== Exercise goal ==
Write the data out again, exactly as given.

== Records for this task ==
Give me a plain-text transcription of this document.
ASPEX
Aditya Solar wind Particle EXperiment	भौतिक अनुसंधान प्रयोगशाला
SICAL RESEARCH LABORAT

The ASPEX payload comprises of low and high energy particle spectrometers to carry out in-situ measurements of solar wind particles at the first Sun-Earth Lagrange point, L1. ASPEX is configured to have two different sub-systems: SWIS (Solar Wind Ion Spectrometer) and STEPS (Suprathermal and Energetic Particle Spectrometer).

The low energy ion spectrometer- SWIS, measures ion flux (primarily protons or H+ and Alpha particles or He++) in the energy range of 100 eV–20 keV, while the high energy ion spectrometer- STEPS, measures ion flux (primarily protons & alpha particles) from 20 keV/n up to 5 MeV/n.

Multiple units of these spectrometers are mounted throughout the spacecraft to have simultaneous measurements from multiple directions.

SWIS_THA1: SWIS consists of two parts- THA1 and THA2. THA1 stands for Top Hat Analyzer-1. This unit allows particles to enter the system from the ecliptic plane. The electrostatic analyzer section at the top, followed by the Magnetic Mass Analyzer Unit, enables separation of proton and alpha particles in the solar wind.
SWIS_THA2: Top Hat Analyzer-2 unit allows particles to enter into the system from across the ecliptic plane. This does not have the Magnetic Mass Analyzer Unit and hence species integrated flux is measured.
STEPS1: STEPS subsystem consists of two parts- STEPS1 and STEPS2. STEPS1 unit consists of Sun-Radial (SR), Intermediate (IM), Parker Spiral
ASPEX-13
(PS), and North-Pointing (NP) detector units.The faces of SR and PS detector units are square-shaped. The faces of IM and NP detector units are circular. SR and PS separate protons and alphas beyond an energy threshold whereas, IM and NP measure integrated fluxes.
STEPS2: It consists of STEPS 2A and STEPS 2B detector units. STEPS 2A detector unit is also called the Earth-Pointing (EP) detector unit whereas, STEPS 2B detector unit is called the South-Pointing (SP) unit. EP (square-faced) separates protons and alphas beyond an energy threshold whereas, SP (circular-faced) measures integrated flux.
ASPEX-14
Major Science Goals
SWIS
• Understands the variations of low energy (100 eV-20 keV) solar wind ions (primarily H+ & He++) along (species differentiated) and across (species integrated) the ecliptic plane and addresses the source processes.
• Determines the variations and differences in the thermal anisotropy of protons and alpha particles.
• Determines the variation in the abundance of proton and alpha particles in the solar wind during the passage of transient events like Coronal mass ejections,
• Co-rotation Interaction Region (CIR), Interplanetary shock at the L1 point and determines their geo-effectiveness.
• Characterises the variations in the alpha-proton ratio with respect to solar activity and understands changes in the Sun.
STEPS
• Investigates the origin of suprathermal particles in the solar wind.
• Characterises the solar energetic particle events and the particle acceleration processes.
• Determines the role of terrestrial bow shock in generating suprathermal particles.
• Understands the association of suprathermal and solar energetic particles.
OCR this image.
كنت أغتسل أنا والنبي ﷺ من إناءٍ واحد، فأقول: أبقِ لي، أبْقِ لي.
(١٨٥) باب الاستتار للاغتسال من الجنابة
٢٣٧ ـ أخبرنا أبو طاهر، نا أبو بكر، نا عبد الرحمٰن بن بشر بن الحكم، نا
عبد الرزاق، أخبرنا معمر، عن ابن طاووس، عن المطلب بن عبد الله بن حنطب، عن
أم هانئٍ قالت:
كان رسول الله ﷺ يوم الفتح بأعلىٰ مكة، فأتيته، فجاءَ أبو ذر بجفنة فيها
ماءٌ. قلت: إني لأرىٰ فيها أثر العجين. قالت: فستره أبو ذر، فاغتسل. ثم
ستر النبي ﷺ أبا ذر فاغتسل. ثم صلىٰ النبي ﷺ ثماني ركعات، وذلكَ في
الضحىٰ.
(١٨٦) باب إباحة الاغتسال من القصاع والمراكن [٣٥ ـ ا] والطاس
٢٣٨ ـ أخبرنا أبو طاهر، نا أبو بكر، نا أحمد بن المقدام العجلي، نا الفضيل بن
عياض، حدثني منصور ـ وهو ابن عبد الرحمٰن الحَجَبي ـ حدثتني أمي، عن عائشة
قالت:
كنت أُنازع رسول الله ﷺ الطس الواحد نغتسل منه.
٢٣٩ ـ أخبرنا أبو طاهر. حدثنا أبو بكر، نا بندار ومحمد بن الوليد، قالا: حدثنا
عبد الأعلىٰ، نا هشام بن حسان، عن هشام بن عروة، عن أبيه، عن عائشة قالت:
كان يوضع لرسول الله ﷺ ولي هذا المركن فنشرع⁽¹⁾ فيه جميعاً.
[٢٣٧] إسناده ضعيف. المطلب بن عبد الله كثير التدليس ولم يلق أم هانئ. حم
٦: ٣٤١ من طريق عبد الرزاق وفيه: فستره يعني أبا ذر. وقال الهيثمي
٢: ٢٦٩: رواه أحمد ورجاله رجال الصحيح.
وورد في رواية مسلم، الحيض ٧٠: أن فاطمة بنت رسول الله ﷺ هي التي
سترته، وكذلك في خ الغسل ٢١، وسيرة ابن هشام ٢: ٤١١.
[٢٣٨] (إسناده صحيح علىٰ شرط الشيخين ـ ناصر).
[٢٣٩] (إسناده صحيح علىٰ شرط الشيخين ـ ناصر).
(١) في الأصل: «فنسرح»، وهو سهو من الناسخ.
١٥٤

== Written solution ==
Give me a plain-text transcription of this document.
ASPEX
Aditya Solar wind Particle EXperiment	भौतिक अनुसंधान प्रयोगशाला
SICAL RESEARCH LABORAT

The ASPEX payload comprises of low and high energy particle spectrometers to carry out in-situ measurements of solar wind particles at the first Sun-Earth Lagrange point, L1. ASPEX is configured to have two different sub-systems: SWIS (Solar Wind Ion Spectrometer) and STEPS (Suprathermal and Energetic Particle Spectrometer).

The low energy ion spectrometer- SWIS, measures ion flux (primarily protons or H+ and Alpha particles or He++) in the energy range of 100 eV–20 keV, while the high energy ion spectrometer- STEPS, measures ion flux (primarily protons & alpha particles) from 20 keV/n up to 5 MeV/n.

Multiple units of these spectrometers are mounted throughout the spacecraft to have simultaneous measurements from multiple directions.

SWIS_THA1: SWIS consists of two parts- THA1 and THA2. THA1 stands for Top Hat Analyzer-1. This unit allows particles to enter the system from the ecliptic plane. The electrostatic analyzer section at the top, followed by the Magnetic Mass Analyzer Unit, enables separation of proton and alpha particles in the solar wind.
SWIS_THA2: Top Hat Analyzer-2 unit allows particles to enter into the system from across the ecliptic plane. This does not have the Magnetic Mass Analyzer Unit and hence species integrated flux is measured.
STEPS1: STEPS subsystem consists of two parts- STEPS1 and STEPS2. STEPS1 unit consists of Sun-Radial (SR), Intermediate (IM), Parker Spiral
ASPEX-13
(PS), and North-Pointing (NP) detector units.The faces of SR and PS detector units are square-shaped. The faces of IM and NP detector units are circular. SR and PS separate protons and alphas beyond an energy threshold whereas, IM and NP measure integrated fluxes.
STEPS2: It consists of STEPS 2A and STEPS 2B detector units. STEPS 2A detector unit is also called the Earth-Pointing (EP) detector unit whereas, STEPS 2B detector unit is called the South-Pointing (SP) unit. EP (square-faced) separates protons and alphas beyond an energy threshold whereas, SP (circular-faced) measures integrated flux.
ASPEX-14
Major Science Goals
SWIS
• Understands the variations of low energy (100 eV-20 keV) solar wind ions (primarily H+ & He++) along (species differentiated) and across (species integrated) the ecliptic plane and addresses the source processes.
• Determines the variations and differences in the thermal anisotropy of protons and alpha particles.
• Determines the variation in the abundance of proton and alpha particles in the solar wind during the passage of transient events like Coronal mass ejections,
• Co-rotation Interaction Region (CIR), Interplanetary shock at the L1 point and determines their geo-effectiveness.
• Characterises the variations in the alpha-proton ratio with respect to solar activity and understands changes in the Sun.
STEPS
• Investigates the origin of suprathermal particles in the solar wind.
• Characterises the solar energetic particle events and the particle acceleration processes.
• Determines the role of terrestrial bow shock in generating suprathermal particles.
• Understands the association of suprathermal and solar energetic particles.
OCR this image.
كنت أغتسل أنا والنبي ﷺ من إناءٍ واحد، فأقول: أبقِ لي، أبْقِ لي.
(١٨٥) باب الاستتار للاغتسال من الجنابة
٢٣٧ ـ أخبرنا أبو طاهر، نا أبو بكر، نا عبد الرحمٰن بن بشر بن الحكم، نا
عبد الرزاق، أخبرنا معمر، عن ابن طاووس، عن المطلب بن عبد الله بن حنطب، عن
أم هانئٍ قالت:
كان رسول الله ﷺ يوم الفتح بأعلىٰ مكة، فأتيته، فجاءَ أبو ذر بجفنة فيها
ماءٌ. قلت: إني لأرىٰ فيها أثر العجين. قالت: فستره أبو ذر، فاغتسل. ثم
ستر النبي ﷺ أبا ذر فاغتسل. ثم صلىٰ النبي ﷺ ثماني ركعات، وذلكَ في
الضحىٰ.
(١٨٦) باب إباحة الاغتسال من القصاع والمراكن [٣٥ ـ ا] والطاس
٢٣٨ ـ أخبرنا أبو طاهر، نا أبو بكر، نا أحمد بن المقدام العجلي، نا الفضيل بن
عياض، حدثني منصور ـ وهو ابن عبد الرحمٰن الحَجَبي ـ حدثتني أمي، عن عائشة
قالت:
كنت أُنازع رسول الله ﷺ الطس الواحد نغتسل منه.
٢٣٩ ـ أخبرنا أبو طاهر. حدثنا أبو بكر، نا بندار ومحمد بن الوليد، قالا: حدثنا
عبد الأعلىٰ، نا هشام بن حسان، عن هشام بن عروة، عن أبيه، عن عائشة قالت:
كان يوضع لرسول الله ﷺ ولي هذا المركن فنشرع⁽¹⁾ فيه جميعاً.
[٢٣٧] إسناده ضعيف. المطلب بن عبد الله كثير التدليس ولم يلق أم هانئ. حم
٦: ٣٤١ من طريق عبد الرزاق وفيه: فستره يعني أبا ذر. وقال الهيثمي
٢: ٢٦٩: رواه أحمد ورجاله رجال الصحيح.
وورد في رواية مسلم، الحيض ٧٠: أن فاطمة بنت رسول الله ﷺ هي التي
سترته، وكذلك في خ الغسل ٢١، وسيرة ابن هشام ٢: ٤١١.
[٢٣٨] (إسناده صحيح علىٰ شرط الشيخين ـ ناصر).
[٢٣٩] (إسناده صحيح علىٰ شرط الشيخين ـ ناصر).
(١) في الأصل: «فنسرح»، وهو سهو من الناسخ.
١٥٤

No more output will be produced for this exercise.